> Stored records:
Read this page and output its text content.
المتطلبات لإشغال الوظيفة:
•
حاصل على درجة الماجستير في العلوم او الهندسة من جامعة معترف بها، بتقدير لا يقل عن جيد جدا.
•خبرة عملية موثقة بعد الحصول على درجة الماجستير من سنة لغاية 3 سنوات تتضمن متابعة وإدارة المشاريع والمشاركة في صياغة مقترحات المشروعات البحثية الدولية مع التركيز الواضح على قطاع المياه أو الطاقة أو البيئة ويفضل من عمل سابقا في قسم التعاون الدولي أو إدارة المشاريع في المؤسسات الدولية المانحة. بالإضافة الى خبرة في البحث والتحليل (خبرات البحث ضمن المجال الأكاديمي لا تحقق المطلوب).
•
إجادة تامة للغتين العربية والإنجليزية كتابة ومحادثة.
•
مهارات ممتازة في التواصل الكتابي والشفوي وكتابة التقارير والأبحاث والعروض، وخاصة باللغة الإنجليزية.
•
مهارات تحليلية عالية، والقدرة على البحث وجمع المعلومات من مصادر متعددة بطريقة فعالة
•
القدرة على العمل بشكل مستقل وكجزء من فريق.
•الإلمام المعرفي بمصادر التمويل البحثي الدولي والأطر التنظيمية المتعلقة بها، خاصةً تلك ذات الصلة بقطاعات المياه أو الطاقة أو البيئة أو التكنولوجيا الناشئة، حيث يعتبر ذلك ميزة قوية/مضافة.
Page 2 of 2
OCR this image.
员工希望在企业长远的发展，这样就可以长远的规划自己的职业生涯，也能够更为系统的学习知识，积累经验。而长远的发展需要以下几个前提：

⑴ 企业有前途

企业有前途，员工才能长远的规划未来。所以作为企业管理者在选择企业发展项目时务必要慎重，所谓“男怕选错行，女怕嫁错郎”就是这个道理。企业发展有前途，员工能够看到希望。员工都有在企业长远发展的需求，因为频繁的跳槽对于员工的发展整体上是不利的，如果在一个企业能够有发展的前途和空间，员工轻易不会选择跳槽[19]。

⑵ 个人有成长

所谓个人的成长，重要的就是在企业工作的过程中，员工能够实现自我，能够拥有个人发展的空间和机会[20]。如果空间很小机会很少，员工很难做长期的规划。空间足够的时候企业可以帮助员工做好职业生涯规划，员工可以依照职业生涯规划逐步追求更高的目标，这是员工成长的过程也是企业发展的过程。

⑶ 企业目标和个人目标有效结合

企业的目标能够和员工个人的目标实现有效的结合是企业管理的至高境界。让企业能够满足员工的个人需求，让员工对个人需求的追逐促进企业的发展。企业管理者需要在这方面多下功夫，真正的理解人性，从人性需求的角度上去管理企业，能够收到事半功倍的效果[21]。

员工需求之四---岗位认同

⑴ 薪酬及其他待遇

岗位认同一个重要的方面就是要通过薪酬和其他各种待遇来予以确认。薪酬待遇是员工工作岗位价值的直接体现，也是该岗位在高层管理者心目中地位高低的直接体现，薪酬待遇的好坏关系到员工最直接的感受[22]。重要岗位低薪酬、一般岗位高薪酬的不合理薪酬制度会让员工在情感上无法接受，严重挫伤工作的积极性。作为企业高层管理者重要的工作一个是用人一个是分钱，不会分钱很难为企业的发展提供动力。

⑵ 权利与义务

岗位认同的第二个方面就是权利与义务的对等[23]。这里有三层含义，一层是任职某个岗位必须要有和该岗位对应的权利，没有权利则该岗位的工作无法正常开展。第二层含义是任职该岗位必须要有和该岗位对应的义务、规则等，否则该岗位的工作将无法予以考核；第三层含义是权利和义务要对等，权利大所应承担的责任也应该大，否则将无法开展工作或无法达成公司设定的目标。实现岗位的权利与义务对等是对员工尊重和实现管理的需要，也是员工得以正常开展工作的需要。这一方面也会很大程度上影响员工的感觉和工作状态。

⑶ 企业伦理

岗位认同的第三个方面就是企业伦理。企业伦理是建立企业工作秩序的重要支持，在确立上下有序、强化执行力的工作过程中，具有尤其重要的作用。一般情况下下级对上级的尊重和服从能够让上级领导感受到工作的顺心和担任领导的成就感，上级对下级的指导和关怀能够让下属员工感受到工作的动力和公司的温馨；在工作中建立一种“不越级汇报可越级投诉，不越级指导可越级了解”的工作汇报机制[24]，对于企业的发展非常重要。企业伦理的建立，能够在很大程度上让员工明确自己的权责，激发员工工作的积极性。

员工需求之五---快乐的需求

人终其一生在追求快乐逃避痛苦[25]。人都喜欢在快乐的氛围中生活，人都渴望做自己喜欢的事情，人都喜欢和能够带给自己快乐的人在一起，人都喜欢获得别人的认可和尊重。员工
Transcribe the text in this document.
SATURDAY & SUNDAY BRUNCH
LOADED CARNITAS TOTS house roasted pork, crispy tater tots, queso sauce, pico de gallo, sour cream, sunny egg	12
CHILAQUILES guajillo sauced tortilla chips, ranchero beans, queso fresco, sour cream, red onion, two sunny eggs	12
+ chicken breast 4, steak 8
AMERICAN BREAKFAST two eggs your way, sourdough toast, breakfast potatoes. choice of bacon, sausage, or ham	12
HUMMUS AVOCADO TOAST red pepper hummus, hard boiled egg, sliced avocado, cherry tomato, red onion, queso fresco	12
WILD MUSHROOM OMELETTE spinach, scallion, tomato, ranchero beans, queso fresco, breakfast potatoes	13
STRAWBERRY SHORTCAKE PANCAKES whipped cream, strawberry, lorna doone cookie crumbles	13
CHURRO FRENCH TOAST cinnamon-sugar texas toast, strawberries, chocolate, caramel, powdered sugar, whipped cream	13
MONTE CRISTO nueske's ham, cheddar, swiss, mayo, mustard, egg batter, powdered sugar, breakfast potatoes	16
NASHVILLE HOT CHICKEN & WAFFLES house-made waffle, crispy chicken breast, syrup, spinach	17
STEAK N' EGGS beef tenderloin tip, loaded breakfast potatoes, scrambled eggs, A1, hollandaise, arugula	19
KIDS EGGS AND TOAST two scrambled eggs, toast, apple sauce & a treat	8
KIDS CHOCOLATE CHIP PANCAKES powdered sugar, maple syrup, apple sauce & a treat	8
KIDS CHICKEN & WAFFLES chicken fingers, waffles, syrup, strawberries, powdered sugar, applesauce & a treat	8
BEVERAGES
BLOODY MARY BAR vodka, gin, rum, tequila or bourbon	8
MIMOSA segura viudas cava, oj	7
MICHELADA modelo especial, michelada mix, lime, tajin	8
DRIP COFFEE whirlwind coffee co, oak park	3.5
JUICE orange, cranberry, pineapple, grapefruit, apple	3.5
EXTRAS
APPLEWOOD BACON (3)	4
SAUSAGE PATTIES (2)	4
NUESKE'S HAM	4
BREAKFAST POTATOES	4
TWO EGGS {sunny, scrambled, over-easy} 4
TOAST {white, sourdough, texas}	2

> Exercise prompt: Give solely the number of lines in the data that contain the string "crispy".

> Written response: 2